STATED TASK: Keep only those lines of the records that include the string "this".

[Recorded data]
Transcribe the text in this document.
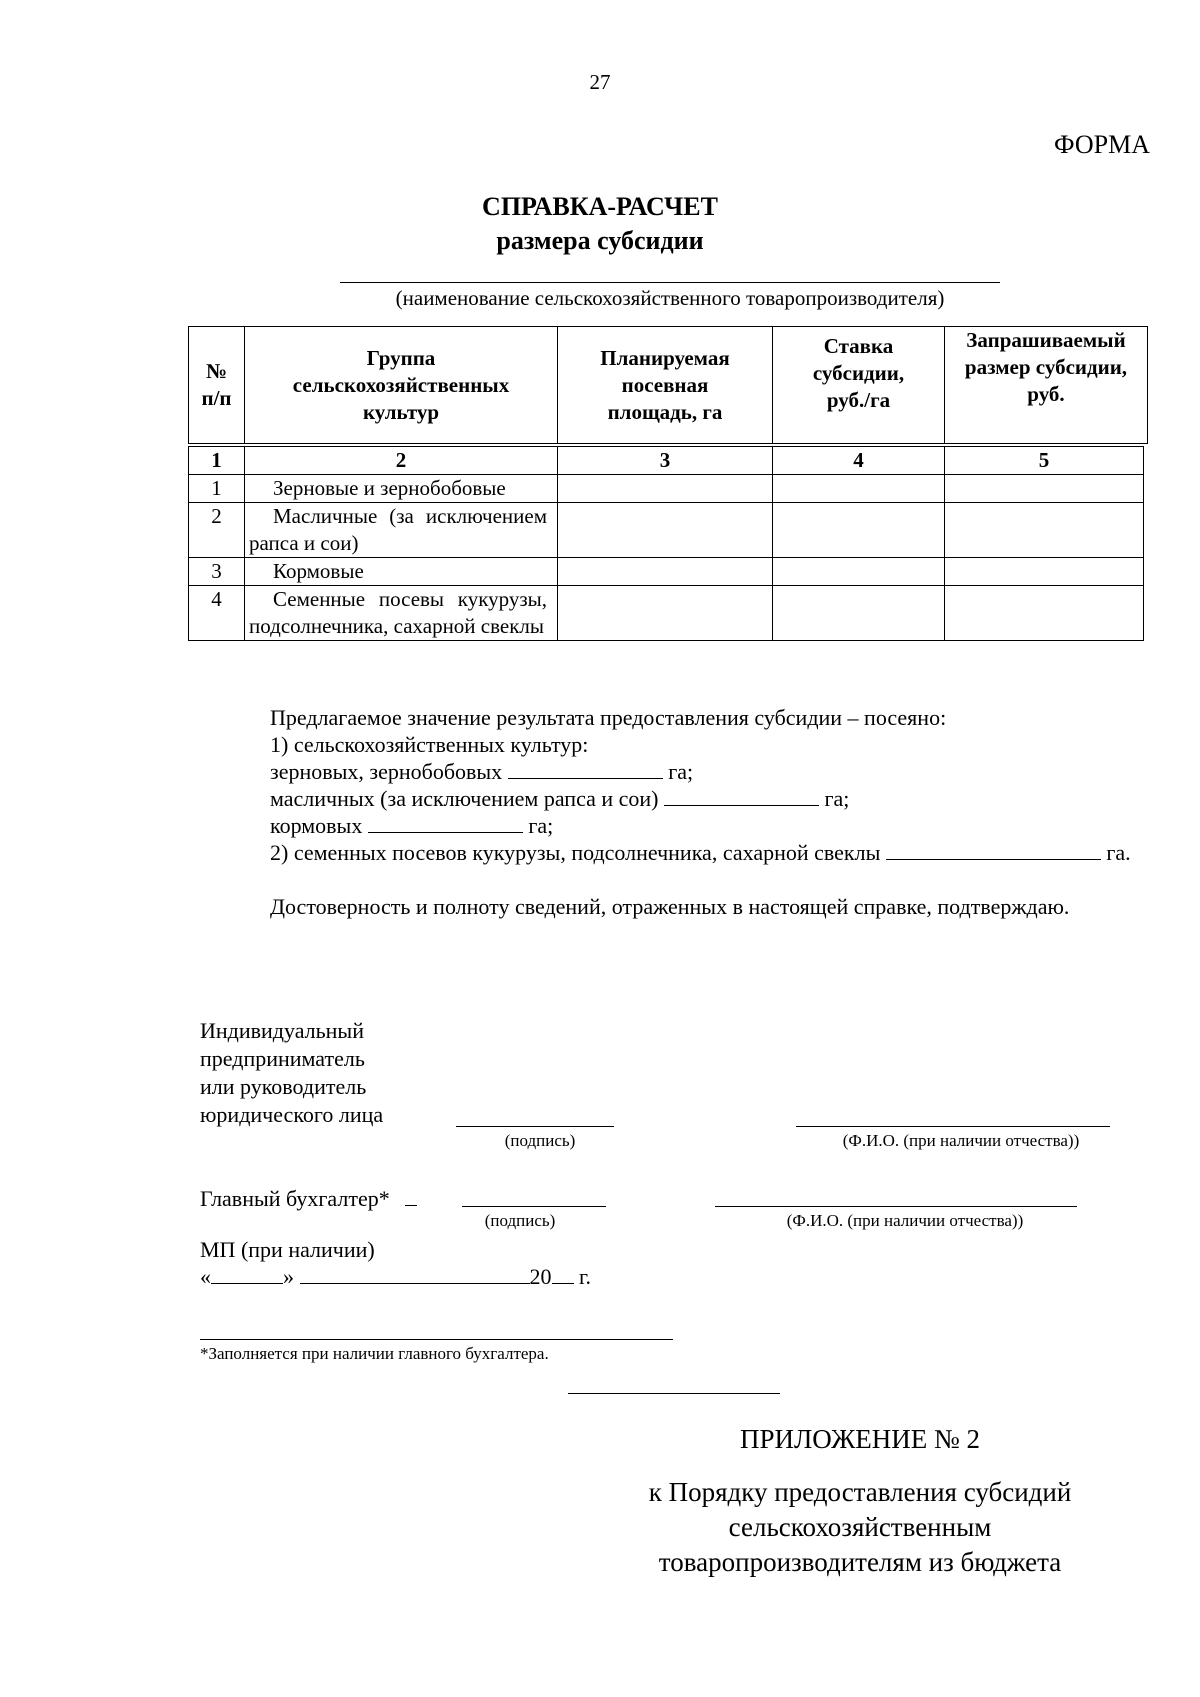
27
ФОРМА
СПРАВКА-РАСЧЕТ
размера субсидии
(наименование сельскохозяйственного товаропроизводителя)
№ п/п	Группа сельскохозяйственных культур	Планируемая посевная площадь, га	Ставка субсидии, руб./га	Запрашиваемый размер субсидии, руб.
1	2	3	4	5
1	Зерновые и зернобобовые			
2	Масличные (за исключением рапса и сои)			
3	Кормовые			
4	Семенные посевы кукурузы, подсолнечника, сахарной свеклы			
Предлагаемое значение результата предоставления субсидии – посеяно:
1) сельскохозяйственных культур:
зерновых, зернобобовых	га;
масличных (за исключением рапса и сои)	га;
кормовых	га;
2) семенных посевов кукурузы, подсолнечника, сахарной свеклы	га.
Достоверность и полноту сведений, отраженных в настоящей справке, подтверждаю.
Индивидуальный
предприниматель
или руководитель
юридического лица
(подпись)	(Ф.И.О. (при наличии отчества))
Главный бухгалтер*
(подпись)	(Ф.И.О. (при наличии отчества))
МП (при наличии)
«	»	20 г.
*Заполняется при наличии главного бухгалтера.
ПРИЛОЖЕНИЕ № 2
к Порядку предоставления субсидий
сельскохозяйственным
товаропроизводителям из бюджета
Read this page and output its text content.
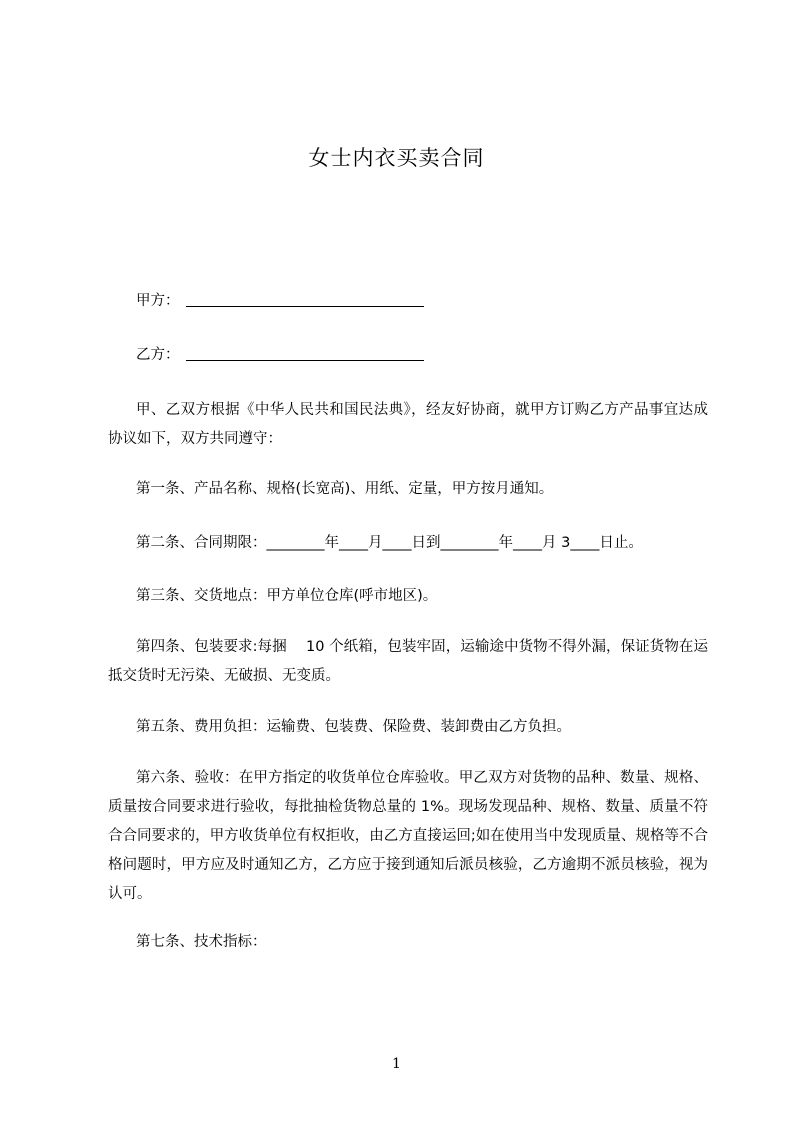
女士内衣买卖合同
甲方：
乙方：

甲、乙双方根据《中华人民共和国民法典》，经友好协商，就甲方订购乙方产品事宜达成协议如下，双方共同遵守：

第一条、产品名称、规格(长宽高)、用纸、定量，甲方按月通知。
第二条、合同期限：________年____月____日到________年____月 3____日止。
第三条、交货地点：甲方单位仓库(呼市地区)。

第四条、包装要求:每捆　 10 个纸箱，包装牢固，运输途中货物不得外漏，保证货物在运抵交货时无污染、无破损、无变质。

第五条、费用负担：运输费、包装费、保险费、装卸费由乙方负担。

第六条、验收：在甲方指定的收货单位仓库验收。甲乙双方对货物的品种、数量、规格、质量按合同要求进行验收，每批抽检货物总量的 1%。现场发现品种、规格、数量、质量不符合合同要求的，甲方收货单位有权拒收，由乙方直接运回;如在使用当中发现质量、规格等不合格问题时，甲方应及时通知乙方，乙方应于接到通知后派员核验，乙方逾期不派员核验，视为认可。

第七条、技术指标：
1
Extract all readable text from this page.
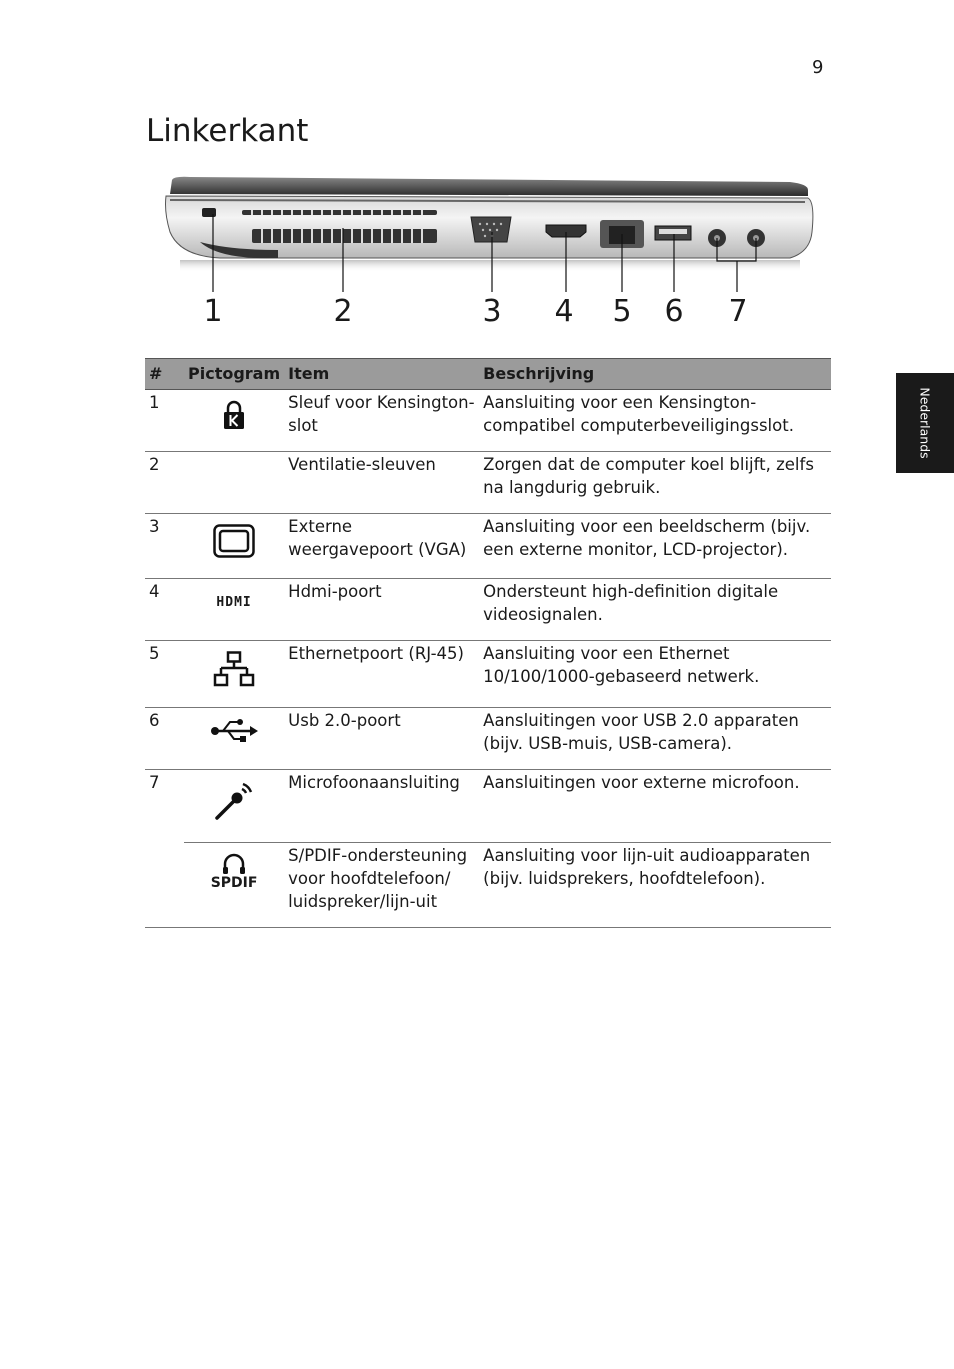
9
Linkerkant
Nederlands
1	2	3 4 5 6 7
#	Pictogram	Item	Beschrijving
1		Sleuf voor Kensington-slot	Aansluiting voor een Kensington-compatibel computerbeveiligingsslot.
2		Ventilatie-sleuven	Zorgen dat de computer koel blijft, zelfs na langdurig gebruik.
3		Externe weergavepoort (VGA)	Aansluiting voor een beeldscherm (bijv. een externe monitor, LCD-projector).
4	HDMI	Hdmi-poort	Ondersteunt high-definition digitale videosignalen.
5		Ethernetpoort (RJ-45)	Aansluiting voor een Ethernet 10/100/1000-gebaseerd netwerk.
6		Usb 2.0-poort	Aansluitingen voor USB 2.0 apparaten (bijv. USB-muis, USB-camera).
7		Microfoonaansluiting	Aansluitingen voor externe microfoon.

	SPDIF	S/PDIF-ondersteuning voor hoofdtelefoon/ luidspreker/lijn-uit	Aansluiting voor lijn-uit audioapparaten (bijv. luidsprekers, hoofdtelefoon).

RESULT OF THE EXERCISE:
Transcribe the text in this document.
Read this page and output its text content.
Extract all readable text from this page.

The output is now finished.